PROBLEM DESCRIPTION:
Single out the lines that include the word "chevron". Copy them.

DATASET ROWS:
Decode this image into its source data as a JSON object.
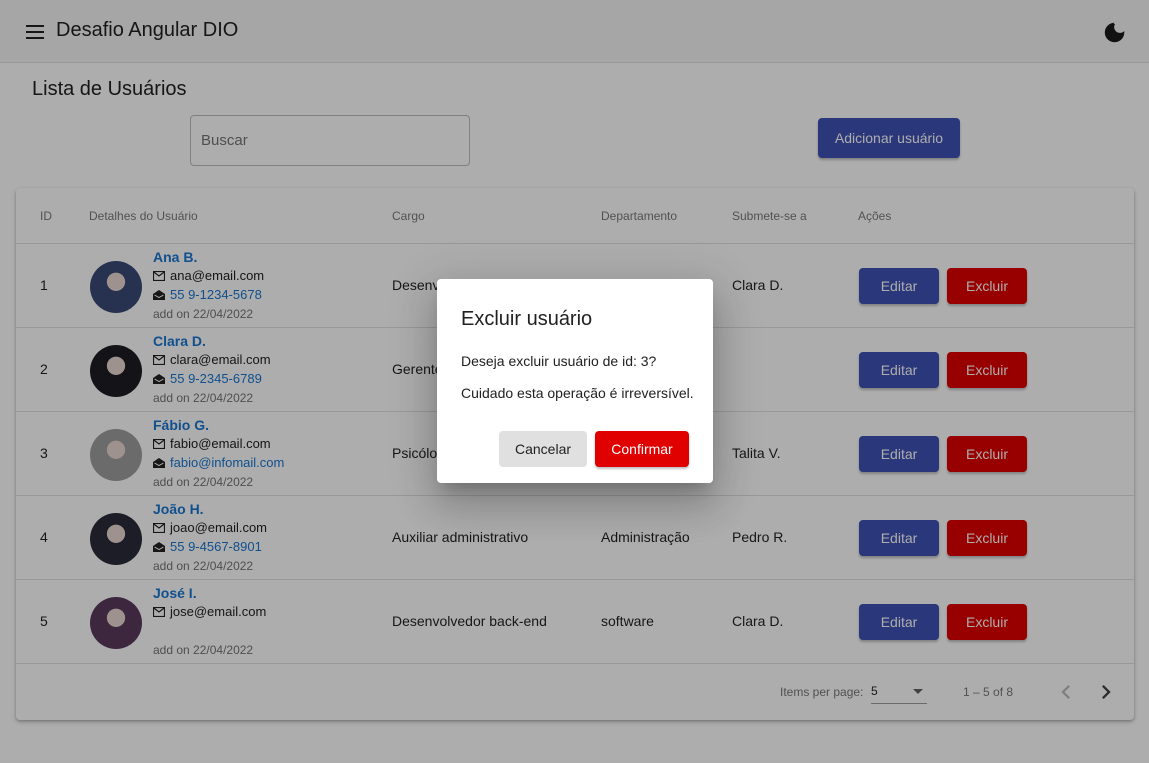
{
  "app": {
    "title": "Desafio Angular DIO"
  },
  "page": {
    "title": "Lista de Usuários"
  },
  "search": {
    "placeholder": "Buscar"
  },
  "actions": {
    "add_label": "Adicionar usuário"
  },
  "table": {
    "headers": [
      "ID",
      "Detalhes do Usuário",
      "Cargo",
      "Departamento",
      "Submete-se a",
      "Ações"
    ],
    "edit_label": "Editar",
    "delete_label": "Excluir",
    "rows": [
      {
        "id": "1",
        "name": "Ana B.",
        "email": "ana@email.com",
        "contact": "55 9-1234-5678",
        "added": "add on 22/04/2022",
        "cargo": "Desenv",
        "departamento": "",
        "submete": "Clara D.",
        "avatar_color": "#3a4a78"
      },
      {
        "id": "2",
        "name": "Clara D.",
        "email": "clara@email.com",
        "contact": "55 9-2345-6789",
        "added": "add on 22/04/2022",
        "cargo": "Gerente",
        "departamento": "",
        "submete": "",
        "avatar_color": "#1c1c24"
      },
      {
        "id": "3",
        "name": "Fábio G.",
        "email": "fabio@email.com",
        "contact": "fabio@infomail.com",
        "added": "add on 22/04/2022",
        "cargo": "Psicólo",
        "departamento": "",
        "submete": "Talita V.",
        "avatar_color": "#9e9e9e"
      },
      {
        "id": "4",
        "name": "João H.",
        "email": "joao@email.com",
        "contact": "55 9-4567-8901",
        "added": "add on 22/04/2022",
        "cargo": "Auxiliar administrativo",
        "departamento": "Administração",
        "submete": "Pedro R.",
        "avatar_color": "#2b2b3a"
      },
      {
        "id": "5",
        "name": "José I.",
        "email": "jose@email.com",
        "contact": "",
        "added": "add on 22/04/2022",
        "cargo": "Desenvolvedor back-end",
        "departamento": "software",
        "submete": "Clara D.",
        "avatar_color": "#5a3a5e"
      }
    ]
  },
  "paginator": {
    "items_per_page_label": "Items per page:",
    "page_size": "5",
    "range_label": "1 – 5 of 8"
  },
  "dialog": {
    "title": "Excluir usuário",
    "message": "Deseja excluir usuário de id: 3?",
    "warning": "Cuidado esta operação é irreversível.",
    "cancel_label": "Cancelar",
    "confirm_label": "Confirmar"
  },
  "colors": {
    "primary": "#3f51b5",
    "danger": "#e00000",
    "link": "#1976d2"
  },
  "icons": {
    "menu": "menu-icon",
    "theme": "dark-mode-icon",
    "email": "mail-icon",
    "contact": "drafts-icon",
    "prev": "chevron-left-icon",
    "next": "chevron-right-icon"
  }
}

CORRECT OUTPUT:
    "prev": "chevron-left-icon",
    "next": "chevron-right-icon"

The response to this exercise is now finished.